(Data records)
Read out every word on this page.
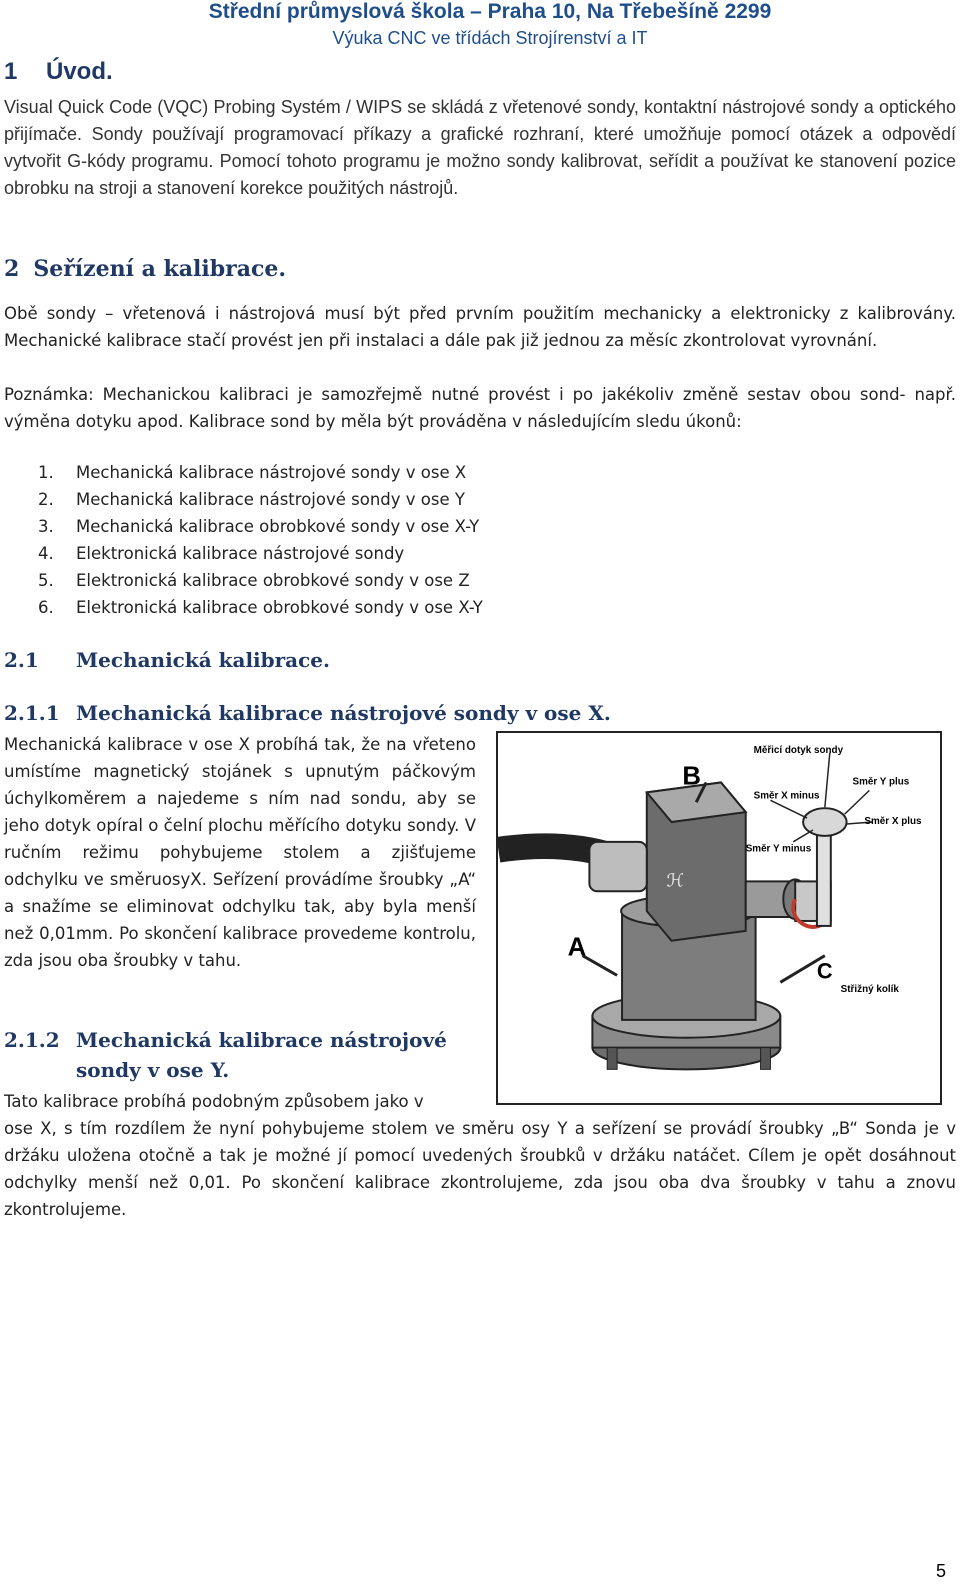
Střední průmyslová škola – Praha 10, Na Třebešíně 2299
Výuka CNC ve třídách Strojírenství a IT
1 Úvod.
Visual Quick Code (VQC) Probing Systém / WIPS se skládá z vřetenové sondy, kontaktní nástrojové sondy a optického přijímače. Sondy používají programovací příkazy a grafické rozhraní, které umožňuje pomocí otázek a odpovědí vytvořit G-kódy programu. Pomocí tohoto programu je možno sondy kalibrovat, seřídit a používat ke stanovení pozice obrobku na stroji a stanovení korekce použitých nástrojů.
2 Seřízení a kalibrace.
Obě sondy – vřetenová i nástrojová musí být před prvním použitím mechanicky a elektronicky z kalibrovány. Mechanické kalibrace stačí provést jen při instalaci a dále pak již jednou za měsíc zkontrolovat vyrovnání.
Poznámka: Mechanickou kalibraci je samozřejmě nutné provést i po jakékoliv změně sestav obou sond- např. výměna dotyku apod. Kalibrace sond by měla být prováděna v následujícím sledu úkonů:
1. Mechanická kalibrace nástrojové sondy v ose X
2. Mechanická kalibrace nástrojové sondy v ose Y
3. Mechanická kalibrace obrobkové sondy v ose X-Y
4. Elektronická kalibrace nástrojové sondy
5. Elektronická kalibrace obrobkové sondy v ose Z
6. Elektronická kalibrace obrobkové sondy v ose X-Y
2.1 Mechanická kalibrace.
2.1.1 Mechanická kalibrace nástrojové sondy v ose X.
Mechanická kalibrace v ose X probíhá tak, že na vřeteno umístíme magnetický stojánek s upnutým páčkovým úchylkoměrem a najedeme s ním nad sondu, aby se jeho dotyk opíral o čelní plochu měřícího dotyku sondy. V ručním režimu pohybujeme stolem a zjišťujeme odchylku ve směruosyX. Seřízení provádíme šroubky „A“ a snažíme se eliminovat odchylku tak, aby byla menší než 0,01mm. Po skončení kalibrace provedeme kontrolu, zda jsou oba šroubky v tahu.
ℋ
B
A
C
Měřicí dotyk sondy
Směr Y plus
Směr X minus
Směr X plus
Směr Y minus
Střižný kolík
2.1.2 Mechanická kalibrace nástrojové
sondy v ose Y.
Tato kalibrace probíhá podobným způsobem jako v
ose X, s tím rozdílem že nyní pohybujeme stolem ve směru osy Y a seřízení se provádí šroubky „B“ Sonda je v držáku uložena otočně a tak je možné jí pomocí uvedených šroubků v držáku natáčet. Cílem je opět dosáhnout odchylky menší než 0,01. Po skončení kalibrace zkontrolujeme, zda jsou oba dva šroubky v tahu a znovu zkontrolujeme.
5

### Your task
State the number of lines in the records that include "probíhá", and write nothing else.

### Task solution
2